**LISTING**
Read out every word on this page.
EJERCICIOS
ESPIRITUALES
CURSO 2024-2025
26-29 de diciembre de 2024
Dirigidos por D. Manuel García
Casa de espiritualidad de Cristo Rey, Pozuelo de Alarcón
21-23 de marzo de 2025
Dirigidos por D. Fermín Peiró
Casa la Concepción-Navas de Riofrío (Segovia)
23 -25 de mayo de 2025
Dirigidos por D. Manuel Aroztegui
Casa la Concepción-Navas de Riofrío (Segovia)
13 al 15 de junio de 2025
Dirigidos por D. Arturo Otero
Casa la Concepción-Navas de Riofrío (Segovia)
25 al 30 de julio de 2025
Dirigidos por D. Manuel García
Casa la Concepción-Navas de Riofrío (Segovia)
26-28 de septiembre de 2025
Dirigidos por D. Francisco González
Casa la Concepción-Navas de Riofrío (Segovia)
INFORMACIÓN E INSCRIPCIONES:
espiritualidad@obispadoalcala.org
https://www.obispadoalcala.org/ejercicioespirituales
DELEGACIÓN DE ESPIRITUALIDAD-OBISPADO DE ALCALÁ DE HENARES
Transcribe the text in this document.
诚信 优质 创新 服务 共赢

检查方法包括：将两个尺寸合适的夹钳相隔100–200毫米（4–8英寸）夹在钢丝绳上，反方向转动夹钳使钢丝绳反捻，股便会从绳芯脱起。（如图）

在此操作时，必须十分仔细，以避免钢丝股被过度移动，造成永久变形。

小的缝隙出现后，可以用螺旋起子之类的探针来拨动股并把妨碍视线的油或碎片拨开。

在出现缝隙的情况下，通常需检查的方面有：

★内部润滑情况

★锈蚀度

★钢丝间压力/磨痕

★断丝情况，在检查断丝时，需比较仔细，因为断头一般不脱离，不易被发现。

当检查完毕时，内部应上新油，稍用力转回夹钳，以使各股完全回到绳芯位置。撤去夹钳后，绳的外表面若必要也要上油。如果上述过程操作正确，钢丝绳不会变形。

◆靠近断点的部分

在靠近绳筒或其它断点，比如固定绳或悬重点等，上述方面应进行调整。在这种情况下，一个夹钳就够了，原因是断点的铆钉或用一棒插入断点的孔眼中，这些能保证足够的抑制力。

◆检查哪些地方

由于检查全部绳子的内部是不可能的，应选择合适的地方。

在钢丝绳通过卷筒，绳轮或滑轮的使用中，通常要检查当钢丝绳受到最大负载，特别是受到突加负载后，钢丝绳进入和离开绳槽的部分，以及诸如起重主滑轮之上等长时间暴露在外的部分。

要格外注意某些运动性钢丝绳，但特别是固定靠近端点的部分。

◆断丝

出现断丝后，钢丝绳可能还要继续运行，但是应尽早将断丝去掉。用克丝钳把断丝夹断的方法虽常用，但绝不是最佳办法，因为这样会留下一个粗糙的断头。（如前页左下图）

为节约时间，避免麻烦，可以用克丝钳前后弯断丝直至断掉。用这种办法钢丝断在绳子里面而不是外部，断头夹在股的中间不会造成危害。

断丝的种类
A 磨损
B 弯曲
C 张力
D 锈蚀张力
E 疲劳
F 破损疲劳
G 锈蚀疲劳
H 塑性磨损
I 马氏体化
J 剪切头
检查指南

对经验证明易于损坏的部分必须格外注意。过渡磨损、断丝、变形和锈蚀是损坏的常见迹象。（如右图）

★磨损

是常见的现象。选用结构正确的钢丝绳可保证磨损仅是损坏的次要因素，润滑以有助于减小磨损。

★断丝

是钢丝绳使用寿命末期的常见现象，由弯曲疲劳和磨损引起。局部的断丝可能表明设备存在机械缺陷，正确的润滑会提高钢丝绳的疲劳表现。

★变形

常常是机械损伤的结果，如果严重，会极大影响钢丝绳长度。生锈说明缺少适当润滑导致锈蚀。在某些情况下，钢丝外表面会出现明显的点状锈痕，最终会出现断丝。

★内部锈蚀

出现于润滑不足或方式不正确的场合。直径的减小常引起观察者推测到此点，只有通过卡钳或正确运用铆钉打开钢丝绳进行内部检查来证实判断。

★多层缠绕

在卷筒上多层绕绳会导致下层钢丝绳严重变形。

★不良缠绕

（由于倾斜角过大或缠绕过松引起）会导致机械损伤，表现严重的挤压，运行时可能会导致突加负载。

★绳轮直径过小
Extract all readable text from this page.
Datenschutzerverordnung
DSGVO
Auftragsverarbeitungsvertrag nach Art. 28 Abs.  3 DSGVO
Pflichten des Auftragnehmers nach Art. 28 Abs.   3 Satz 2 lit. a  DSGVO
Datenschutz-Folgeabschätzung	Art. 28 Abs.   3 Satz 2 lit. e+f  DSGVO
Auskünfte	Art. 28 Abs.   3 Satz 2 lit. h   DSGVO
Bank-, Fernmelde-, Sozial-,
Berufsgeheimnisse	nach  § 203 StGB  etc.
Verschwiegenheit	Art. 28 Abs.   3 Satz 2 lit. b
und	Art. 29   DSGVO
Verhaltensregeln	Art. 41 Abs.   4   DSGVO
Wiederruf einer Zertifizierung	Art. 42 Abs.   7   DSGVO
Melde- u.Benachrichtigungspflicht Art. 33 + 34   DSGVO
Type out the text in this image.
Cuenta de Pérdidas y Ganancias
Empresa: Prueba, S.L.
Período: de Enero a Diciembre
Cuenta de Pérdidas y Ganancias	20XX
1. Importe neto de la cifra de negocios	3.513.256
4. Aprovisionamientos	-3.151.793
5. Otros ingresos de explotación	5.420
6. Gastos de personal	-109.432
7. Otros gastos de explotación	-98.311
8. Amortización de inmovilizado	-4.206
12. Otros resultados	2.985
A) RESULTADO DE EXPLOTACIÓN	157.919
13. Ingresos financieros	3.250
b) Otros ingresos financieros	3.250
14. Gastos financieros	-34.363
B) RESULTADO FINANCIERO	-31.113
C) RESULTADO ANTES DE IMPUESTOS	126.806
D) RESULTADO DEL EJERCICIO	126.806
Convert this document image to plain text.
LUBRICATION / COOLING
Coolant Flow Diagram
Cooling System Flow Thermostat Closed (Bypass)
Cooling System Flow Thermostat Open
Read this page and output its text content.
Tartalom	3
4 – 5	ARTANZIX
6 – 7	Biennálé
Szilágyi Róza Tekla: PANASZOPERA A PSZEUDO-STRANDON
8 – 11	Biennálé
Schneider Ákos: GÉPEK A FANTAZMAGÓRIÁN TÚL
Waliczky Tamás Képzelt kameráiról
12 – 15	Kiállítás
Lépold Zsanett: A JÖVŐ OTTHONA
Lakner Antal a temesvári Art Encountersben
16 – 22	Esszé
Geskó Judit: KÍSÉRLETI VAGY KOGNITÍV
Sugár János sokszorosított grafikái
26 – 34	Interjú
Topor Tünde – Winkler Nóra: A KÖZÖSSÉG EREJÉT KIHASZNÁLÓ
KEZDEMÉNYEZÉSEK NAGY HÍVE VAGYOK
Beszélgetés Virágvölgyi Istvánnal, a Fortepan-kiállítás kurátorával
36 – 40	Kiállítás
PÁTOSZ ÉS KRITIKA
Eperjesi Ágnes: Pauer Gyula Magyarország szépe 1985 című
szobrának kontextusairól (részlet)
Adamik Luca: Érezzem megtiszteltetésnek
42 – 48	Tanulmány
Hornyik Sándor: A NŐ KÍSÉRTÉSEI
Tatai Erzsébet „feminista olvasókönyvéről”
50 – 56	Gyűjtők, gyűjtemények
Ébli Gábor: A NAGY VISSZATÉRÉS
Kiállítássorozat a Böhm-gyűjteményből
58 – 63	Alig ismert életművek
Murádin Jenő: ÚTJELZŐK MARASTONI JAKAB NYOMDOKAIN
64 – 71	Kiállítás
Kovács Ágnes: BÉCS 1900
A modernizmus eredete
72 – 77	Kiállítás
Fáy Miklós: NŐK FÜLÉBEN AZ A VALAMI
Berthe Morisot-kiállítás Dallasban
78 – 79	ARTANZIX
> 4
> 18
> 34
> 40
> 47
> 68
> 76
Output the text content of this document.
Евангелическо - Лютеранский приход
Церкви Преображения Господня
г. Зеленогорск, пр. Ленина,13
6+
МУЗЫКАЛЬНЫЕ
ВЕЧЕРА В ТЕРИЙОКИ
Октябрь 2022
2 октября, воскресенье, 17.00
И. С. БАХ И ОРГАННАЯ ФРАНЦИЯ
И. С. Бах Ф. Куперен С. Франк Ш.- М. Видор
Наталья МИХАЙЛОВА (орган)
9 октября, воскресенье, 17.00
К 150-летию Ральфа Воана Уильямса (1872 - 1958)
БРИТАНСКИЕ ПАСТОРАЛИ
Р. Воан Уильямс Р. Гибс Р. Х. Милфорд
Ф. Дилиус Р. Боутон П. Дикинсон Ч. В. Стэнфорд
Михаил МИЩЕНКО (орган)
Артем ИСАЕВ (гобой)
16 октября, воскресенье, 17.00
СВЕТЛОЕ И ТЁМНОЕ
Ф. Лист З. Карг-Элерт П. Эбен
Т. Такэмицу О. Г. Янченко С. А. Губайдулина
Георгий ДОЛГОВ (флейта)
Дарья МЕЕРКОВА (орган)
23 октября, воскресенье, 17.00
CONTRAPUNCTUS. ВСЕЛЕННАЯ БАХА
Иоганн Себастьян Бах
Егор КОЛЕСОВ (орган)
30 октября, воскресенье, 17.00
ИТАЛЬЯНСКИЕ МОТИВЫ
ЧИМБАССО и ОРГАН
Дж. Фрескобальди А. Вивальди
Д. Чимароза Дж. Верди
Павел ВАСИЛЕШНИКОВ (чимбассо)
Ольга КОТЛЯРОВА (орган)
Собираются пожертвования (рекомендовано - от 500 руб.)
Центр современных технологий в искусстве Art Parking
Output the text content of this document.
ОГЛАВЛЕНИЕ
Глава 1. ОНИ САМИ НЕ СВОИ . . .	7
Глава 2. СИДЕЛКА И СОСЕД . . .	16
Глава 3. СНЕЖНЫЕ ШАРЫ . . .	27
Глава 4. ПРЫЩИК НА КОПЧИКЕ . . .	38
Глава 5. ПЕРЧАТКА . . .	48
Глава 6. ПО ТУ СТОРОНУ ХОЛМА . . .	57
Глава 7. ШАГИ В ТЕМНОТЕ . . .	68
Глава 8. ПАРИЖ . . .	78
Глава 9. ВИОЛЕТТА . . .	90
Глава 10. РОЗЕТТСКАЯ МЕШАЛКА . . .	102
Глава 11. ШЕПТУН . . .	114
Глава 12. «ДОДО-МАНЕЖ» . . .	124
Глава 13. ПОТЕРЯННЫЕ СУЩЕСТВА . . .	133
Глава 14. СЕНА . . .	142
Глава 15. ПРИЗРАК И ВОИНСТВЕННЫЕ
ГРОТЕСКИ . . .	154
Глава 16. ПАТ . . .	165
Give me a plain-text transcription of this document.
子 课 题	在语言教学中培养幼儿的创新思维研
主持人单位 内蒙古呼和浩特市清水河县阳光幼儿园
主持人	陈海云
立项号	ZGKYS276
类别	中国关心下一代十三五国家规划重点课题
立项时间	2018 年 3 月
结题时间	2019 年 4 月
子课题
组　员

**EXERCISE AIM**
Give only the number of lines in the records that include the word "document".

**COMPLETE ANSWER**
5